───── EXERCISE MATERIAL ─────

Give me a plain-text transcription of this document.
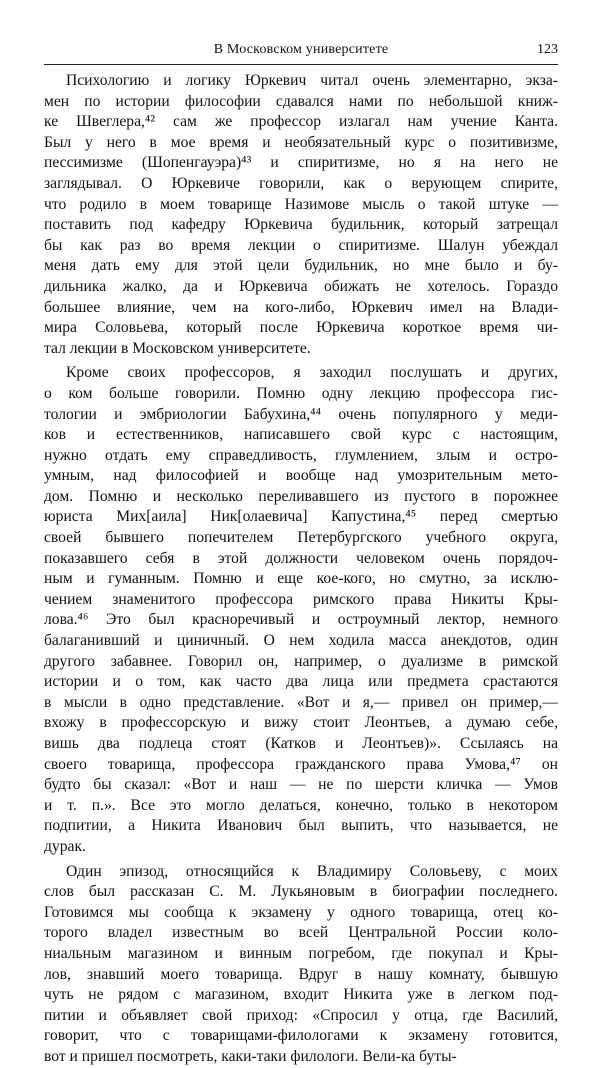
В Московском университете	123

Психологию и логику Юркевич читал очень элементарно, экза-
мен по истории философии сдавался нами по небольшой книж-
ке Швеглера,⁴² сам же профессор излагал нам учение Канта.
Был у него в мое время и необязательный курс о позитивизме,
пессимизме (Шопенгауэра)⁴³ и спиритизме, но я на него не
заглядывал. О Юркевиче говорили, как о верующем спирите,
что родило в моем товарище Назимове мысль о такой штуке —
поставить под кафедру Юркевича будильник, который затрещал
бы как раз во время лекции о спиритизме. Шалун убеждал
меня дать ему для этой цели будильник, но мне было и бу-
дильника жалко, да и Юркевича обижать не хотелось. Гораздо
большее влияние, чем на кого-либо, Юркевич имел на Влади-
мира Соловьева, который после Юркевича короткое время чи-
тал лекции в Московском университете.

Кроме своих профессоров, я заходил послушать и других,
о ком больше говорили. Помню одну лекцию профессора гис-
тологии и эмбриологии Бабухина,⁴⁴ очень популярного у меди-
ков и естественников, написавшего свой курс с настоящим,
нужно отдать ему справедливость, глумлением, злым и остро-
умным, над философией и вообще над умозрительным мето-
дом. Помню и несколько переливавшего из пустого в порожнее
юриста Мих[аила] Ник[олаевича] Капустина,⁴⁵ перед смертью
своей бывшего попечителем Петербургского учебного округа,
показавшего себя в этой должности человеком очень порядоч-
ным и гуманным. Помню и еще кое-кого, но смутно, за исклю-
чением знаменитого профессора римского права Никиты Кры-
лова.⁴⁶ Это был красноречивый и остроумный лектор, немного
балаганивший и циничный. О нем ходила масса анекдотов, один
другого забавнее. Говорил он, например, о дуализме в римской
истории и о том, как часто два лица или предмета срастаются
в мысли в одно представление. «Вот и я,— привел он пример,—
вхожу в профессорскую и вижу стоит Леонтьев, а думаю себе,
вишь два подлеца стоят (Катков и Леонтьев)». Ссылаясь на
своего товарища, профессора гражданского права Умова,⁴⁷ он
будто бы сказал: «Вот и наш — не по шерсти кличка — Умов
и т. п.». Все это могло делаться, конечно, только в некотором
подпитии, а Никита Иванович был выпить, что называется, не
дурак.

Один эпизод, относящийся к Владимиру Соловьеву, с моих
слов был рассказан С. М. Лукьяновым в биографии последнего.
Готовимся мы сообща к экзамену у одного товарища, отец ко-
торого владел известным во всей Центральной России коло-
ниальным магазином и винным погребом, где покупал и Кры-
лов, знавший моего товарища. Вдруг в нашу комнату, бывшую
чуть не рядом с магазином, входит Никита уже в легком под-
питии и объявляет свой приход: «Спросил у отца, где Василий,
говорит, что с товарищами-филологами к экзамену готовится,
вот и пришел посмотреть, каки-таки филологи. Вели-ка буты-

─────

Reply with the number of lines in the data that include the string "свой" and nothing else.

2